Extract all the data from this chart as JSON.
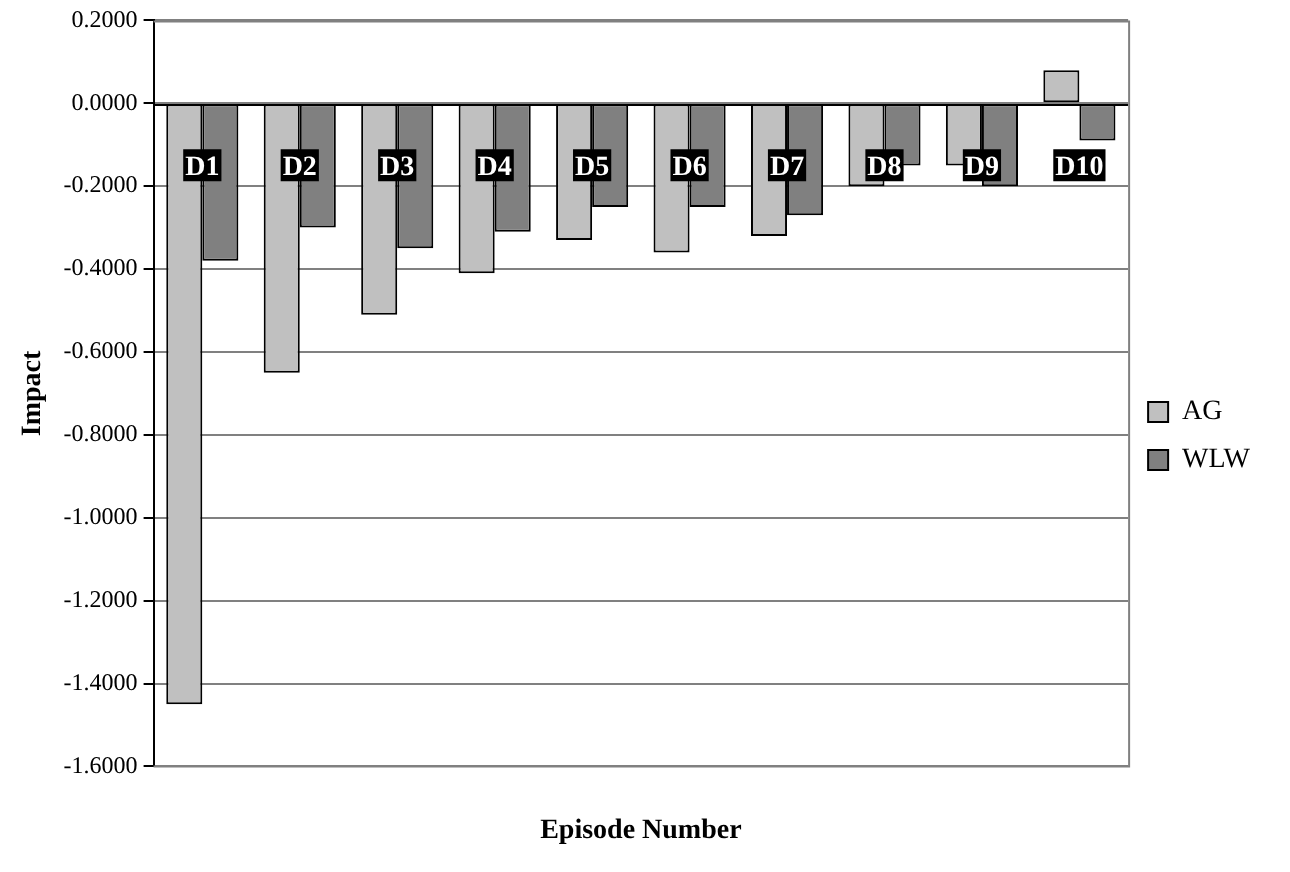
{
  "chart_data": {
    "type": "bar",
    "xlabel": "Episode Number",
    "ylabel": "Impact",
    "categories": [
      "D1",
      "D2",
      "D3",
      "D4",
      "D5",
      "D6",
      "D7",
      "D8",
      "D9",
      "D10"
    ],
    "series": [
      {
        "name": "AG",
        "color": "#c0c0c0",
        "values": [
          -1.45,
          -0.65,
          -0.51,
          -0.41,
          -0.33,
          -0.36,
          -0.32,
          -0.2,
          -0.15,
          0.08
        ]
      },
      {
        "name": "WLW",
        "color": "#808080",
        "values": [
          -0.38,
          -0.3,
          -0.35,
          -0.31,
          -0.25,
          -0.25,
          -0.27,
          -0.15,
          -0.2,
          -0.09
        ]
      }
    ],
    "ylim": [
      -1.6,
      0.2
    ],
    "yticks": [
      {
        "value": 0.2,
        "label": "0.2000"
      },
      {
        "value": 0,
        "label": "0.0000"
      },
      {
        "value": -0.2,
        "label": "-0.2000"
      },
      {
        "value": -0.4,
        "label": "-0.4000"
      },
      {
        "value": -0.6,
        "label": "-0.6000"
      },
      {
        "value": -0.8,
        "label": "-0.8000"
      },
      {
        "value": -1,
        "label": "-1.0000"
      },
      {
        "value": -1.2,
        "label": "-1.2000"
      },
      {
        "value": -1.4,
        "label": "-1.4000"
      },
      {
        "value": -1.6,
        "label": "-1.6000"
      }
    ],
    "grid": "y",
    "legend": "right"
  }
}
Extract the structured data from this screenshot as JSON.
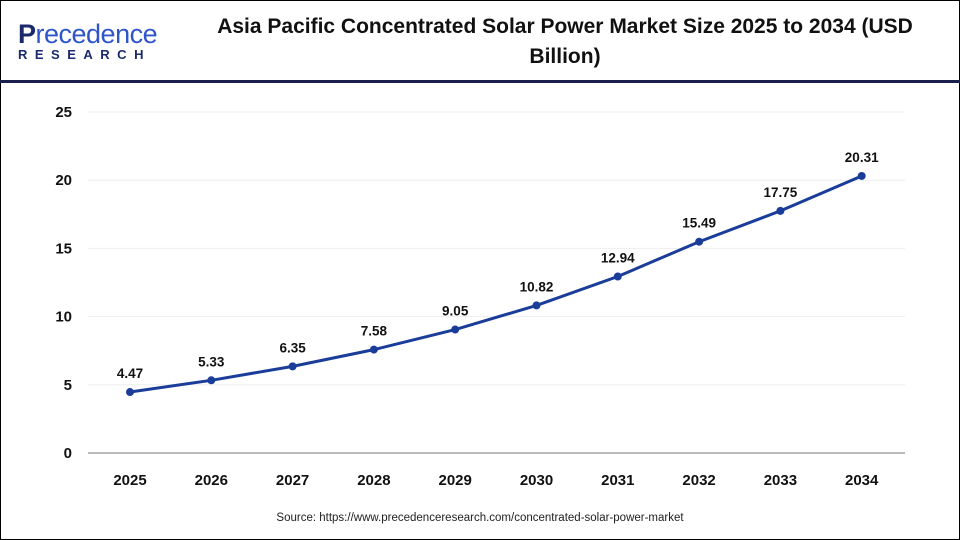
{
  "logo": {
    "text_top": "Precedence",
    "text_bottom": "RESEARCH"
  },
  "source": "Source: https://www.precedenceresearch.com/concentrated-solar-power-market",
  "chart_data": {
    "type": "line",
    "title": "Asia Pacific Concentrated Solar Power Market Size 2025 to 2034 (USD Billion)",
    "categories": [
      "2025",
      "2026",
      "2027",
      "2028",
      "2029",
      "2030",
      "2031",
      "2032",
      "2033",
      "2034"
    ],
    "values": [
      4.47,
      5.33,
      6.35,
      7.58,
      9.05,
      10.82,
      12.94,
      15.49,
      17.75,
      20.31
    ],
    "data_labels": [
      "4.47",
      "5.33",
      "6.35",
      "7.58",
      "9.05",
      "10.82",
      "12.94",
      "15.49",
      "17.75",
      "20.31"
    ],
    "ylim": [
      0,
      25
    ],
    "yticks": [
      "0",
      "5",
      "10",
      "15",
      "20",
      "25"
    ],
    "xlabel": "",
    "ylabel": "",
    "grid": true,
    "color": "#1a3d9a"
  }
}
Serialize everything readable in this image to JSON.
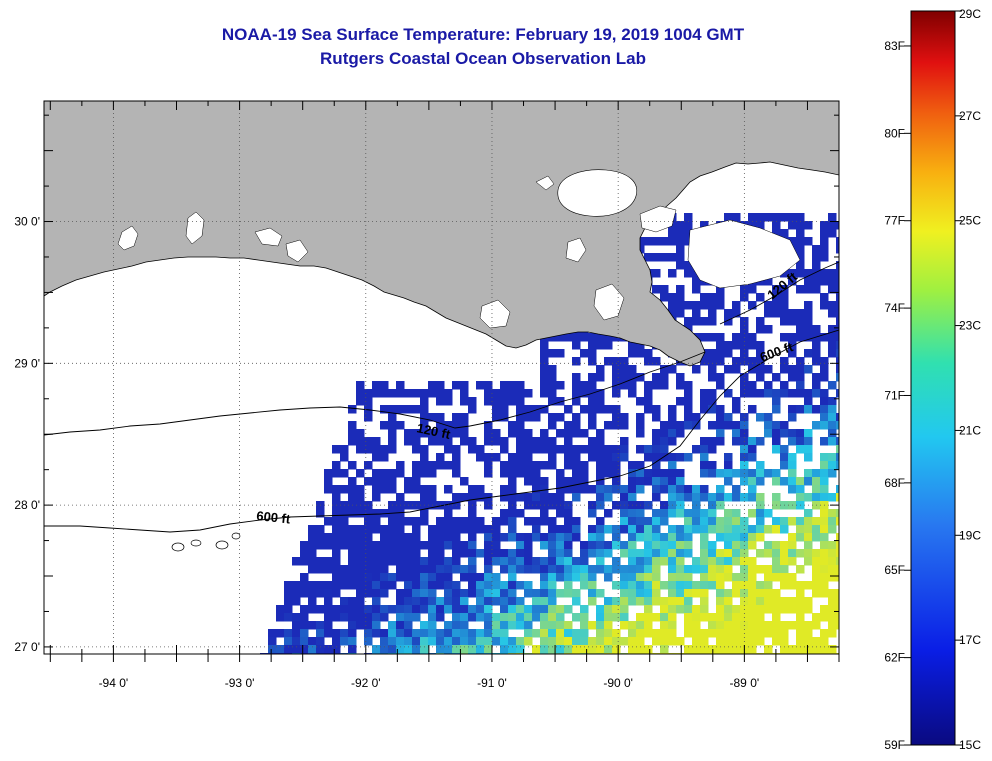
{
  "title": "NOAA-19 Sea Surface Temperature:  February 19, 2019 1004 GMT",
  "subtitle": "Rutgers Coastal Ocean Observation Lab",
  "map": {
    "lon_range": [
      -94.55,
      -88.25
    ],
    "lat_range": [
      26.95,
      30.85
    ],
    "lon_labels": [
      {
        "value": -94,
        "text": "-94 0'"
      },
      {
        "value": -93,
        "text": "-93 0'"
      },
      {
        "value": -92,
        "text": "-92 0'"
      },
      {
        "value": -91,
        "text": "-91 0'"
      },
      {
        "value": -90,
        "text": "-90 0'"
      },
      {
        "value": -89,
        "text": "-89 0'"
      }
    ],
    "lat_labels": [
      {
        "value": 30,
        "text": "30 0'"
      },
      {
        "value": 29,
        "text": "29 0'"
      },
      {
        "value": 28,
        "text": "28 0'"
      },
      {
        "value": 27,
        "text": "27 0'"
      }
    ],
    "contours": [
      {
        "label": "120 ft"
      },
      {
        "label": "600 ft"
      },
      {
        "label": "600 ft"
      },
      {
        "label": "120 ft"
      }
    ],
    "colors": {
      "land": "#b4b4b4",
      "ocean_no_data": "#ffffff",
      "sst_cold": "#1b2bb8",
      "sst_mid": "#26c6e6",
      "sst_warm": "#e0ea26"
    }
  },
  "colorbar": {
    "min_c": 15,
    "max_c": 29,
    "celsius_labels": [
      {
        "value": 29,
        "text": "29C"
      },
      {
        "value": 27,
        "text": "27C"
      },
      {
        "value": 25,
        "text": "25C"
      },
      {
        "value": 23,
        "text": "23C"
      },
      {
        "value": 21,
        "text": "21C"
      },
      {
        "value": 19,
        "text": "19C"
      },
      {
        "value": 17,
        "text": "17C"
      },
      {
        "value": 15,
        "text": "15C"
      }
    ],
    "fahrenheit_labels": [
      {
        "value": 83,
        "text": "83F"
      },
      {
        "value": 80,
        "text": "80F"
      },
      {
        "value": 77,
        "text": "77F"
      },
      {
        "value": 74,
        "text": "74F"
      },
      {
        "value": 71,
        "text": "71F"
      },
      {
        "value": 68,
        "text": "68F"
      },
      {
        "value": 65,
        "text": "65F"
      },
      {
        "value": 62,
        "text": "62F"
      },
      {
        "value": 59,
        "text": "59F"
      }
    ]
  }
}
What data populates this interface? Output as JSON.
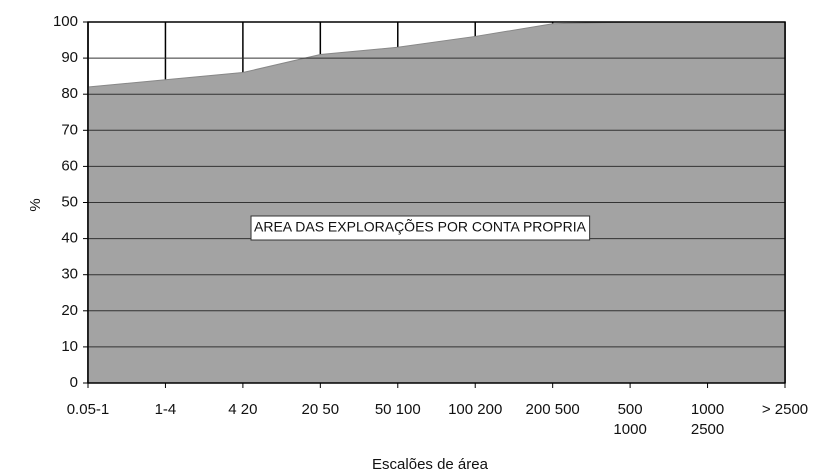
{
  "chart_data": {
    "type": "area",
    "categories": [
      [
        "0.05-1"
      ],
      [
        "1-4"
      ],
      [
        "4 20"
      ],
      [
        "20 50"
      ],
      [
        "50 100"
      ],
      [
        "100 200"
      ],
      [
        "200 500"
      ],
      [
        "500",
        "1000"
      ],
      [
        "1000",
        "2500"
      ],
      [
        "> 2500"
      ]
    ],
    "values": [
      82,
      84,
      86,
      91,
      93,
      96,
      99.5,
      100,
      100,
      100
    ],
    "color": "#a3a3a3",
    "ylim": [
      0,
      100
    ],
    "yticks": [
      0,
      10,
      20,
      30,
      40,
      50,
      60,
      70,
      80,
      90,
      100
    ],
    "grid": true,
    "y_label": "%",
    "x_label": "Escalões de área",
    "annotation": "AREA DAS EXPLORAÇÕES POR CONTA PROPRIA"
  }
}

What is expected: Retype the entries word for word. Omit any images.

The solution:
Extract all the data from this chart as JSON.
{
  "chart_data": {
    "type": "bar",
    "xlabel": "Episode Number",
    "ylabel": "Impact",
    "categories": [
      "D1",
      "D2",
      "D3",
      "D4",
      "D5",
      "D6",
      "D7",
      "D8",
      "D9",
      "D10"
    ],
    "series": [
      {
        "name": "AG",
        "color": "#c0c0c0",
        "values": [
          -1.45,
          -0.65,
          -0.51,
          -0.41,
          -0.33,
          -0.36,
          -0.32,
          -0.2,
          -0.15,
          0.08
        ]
      },
      {
        "name": "WLW",
        "color": "#808080",
        "values": [
          -0.38,
          -0.3,
          -0.35,
          -0.31,
          -0.25,
          -0.25,
          -0.27,
          -0.15,
          -0.2,
          -0.09
        ]
      }
    ],
    "ylim": [
      -1.6,
      0.2
    ],
    "yticks": [
      {
        "value": 0.2,
        "label": "0.2000"
      },
      {
        "value": 0,
        "label": "0.0000"
      },
      {
        "value": -0.2,
        "label": "-0.2000"
      },
      {
        "value": -0.4,
        "label": "-0.4000"
      },
      {
        "value": -0.6,
        "label": "-0.6000"
      },
      {
        "value": -0.8,
        "label": "-0.8000"
      },
      {
        "value": -1,
        "label": "-1.0000"
      },
      {
        "value": -1.2,
        "label": "-1.2000"
      },
      {
        "value": -1.4,
        "label": "-1.4000"
      },
      {
        "value": -1.6,
        "label": "-1.6000"
      }
    ],
    "grid": "y",
    "legend": "right"
  }
}
Extract the structured data from this screenshot as JSON.
{
  "logo": {
    "text_top": "Precedence",
    "text_bottom": "RESEARCH"
  },
  "source": "Source: https://www.precedenceresearch.com/concentrated-solar-power-market",
  "chart_data": {
    "type": "line",
    "title": "Asia Pacific Concentrated Solar Power Market Size 2025 to 2034 (USD Billion)",
    "categories": [
      "2025",
      "2026",
      "2027",
      "2028",
      "2029",
      "2030",
      "2031",
      "2032",
      "2033",
      "2034"
    ],
    "values": [
      4.47,
      5.33,
      6.35,
      7.58,
      9.05,
      10.82,
      12.94,
      15.49,
      17.75,
      20.31
    ],
    "data_labels": [
      "4.47",
      "5.33",
      "6.35",
      "7.58",
      "9.05",
      "10.82",
      "12.94",
      "15.49",
      "17.75",
      "20.31"
    ],
    "ylim": [
      0,
      25
    ],
    "yticks": [
      "0",
      "5",
      "10",
      "15",
      "20",
      "25"
    ],
    "xlabel": "",
    "ylabel": "",
    "grid": true,
    "color": "#1a3d9a"
  }
}
Serialize everything readable in this image to JSON.
{
  "title": "NOAA-19 Sea Surface Temperature:  February 19, 2019 1004 GMT",
  "subtitle": "Rutgers Coastal Ocean Observation Lab",
  "map": {
    "lon_range": [
      -94.55,
      -88.25
    ],
    "lat_range": [
      26.95,
      30.85
    ],
    "lon_labels": [
      {
        "value": -94,
        "text": "-94 0'"
      },
      {
        "value": -93,
        "text": "-93 0'"
      },
      {
        "value": -92,
        "text": "-92 0'"
      },
      {
        "value": -91,
        "text": "-91 0'"
      },
      {
        "value": -90,
        "text": "-90 0'"
      },
      {
        "value": -89,
        "text": "-89 0'"
      }
    ],
    "lat_labels": [
      {
        "value": 30,
        "text": "30 0'"
      },
      {
        "value": 29,
        "text": "29 0'"
      },
      {
        "value": 28,
        "text": "28 0'"
      },
      {
        "value": 27,
        "text": "27 0'"
      }
    ],
    "contours": [
      {
        "label": "120 ft"
      },
      {
        "label": "600 ft"
      },
      {
        "label": "600 ft"
      },
      {
        "label": "120 ft"
      }
    ],
    "colors": {
      "land": "#b4b4b4",
      "ocean_no_data": "#ffffff",
      "sst_cold": "#1b2bb8",
      "sst_mid": "#26c6e6",
      "sst_warm": "#e0ea26"
    }
  },
  "colorbar": {
    "min_c": 15,
    "max_c": 29,
    "celsius_labels": [
      {
        "value": 29,
        "text": "29C"
      },
      {
        "value": 27,
        "text": "27C"
      },
      {
        "value": 25,
        "text": "25C"
      },
      {
        "value": 23,
        "text": "23C"
      },
      {
        "value": 21,
        "text": "21C"
      },
      {
        "value": 19,
        "text": "19C"
      },
      {
        "value": 17,
        "text": "17C"
      },
      {
        "value": 15,
        "text": "15C"
      }
    ],
    "fahrenheit_labels": [
      {
        "value": 83,
        "text": "83F"
      },
      {
        "value": 80,
        "text": "80F"
      },
      {
        "value": 77,
        "text": "77F"
      },
      {
        "value": 74,
        "text": "74F"
      },
      {
        "value": 71,
        "text": "71F"
      },
      {
        "value": 68,
        "text": "68F"
      },
      {
        "value": 65,
        "text": "65F"
      },
      {
        "value": 62,
        "text": "62F"
      },
      {
        "value": 59,
        "text": "59F"
      }
    ]
  }
}
What data populates this interface? Output as JSON.
{
  "chart_data": {
    "type": "area",
    "categories": [
      [
        "0.05-1"
      ],
      [
        "1-4"
      ],
      [
        "4 20"
      ],
      [
        "20 50"
      ],
      [
        "50 100"
      ],
      [
        "100 200"
      ],
      [
        "200 500"
      ],
      [
        "500",
        "1000"
      ],
      [
        "1000",
        "2500"
      ],
      [
        "> 2500"
      ]
    ],
    "values": [
      82,
      84,
      86,
      91,
      93,
      96,
      99.5,
      100,
      100,
      100
    ],
    "color": "#a3a3a3",
    "ylim": [
      0,
      100
    ],
    "yticks": [
      0,
      10,
      20,
      30,
      40,
      50,
      60,
      70,
      80,
      90,
      100
    ],
    "grid": true,
    "y_label": "%",
    "x_label": "Escalões de área",
    "annotation": "AREA DAS EXPLORAÇÕES POR CONTA PROPRIA"
  }
}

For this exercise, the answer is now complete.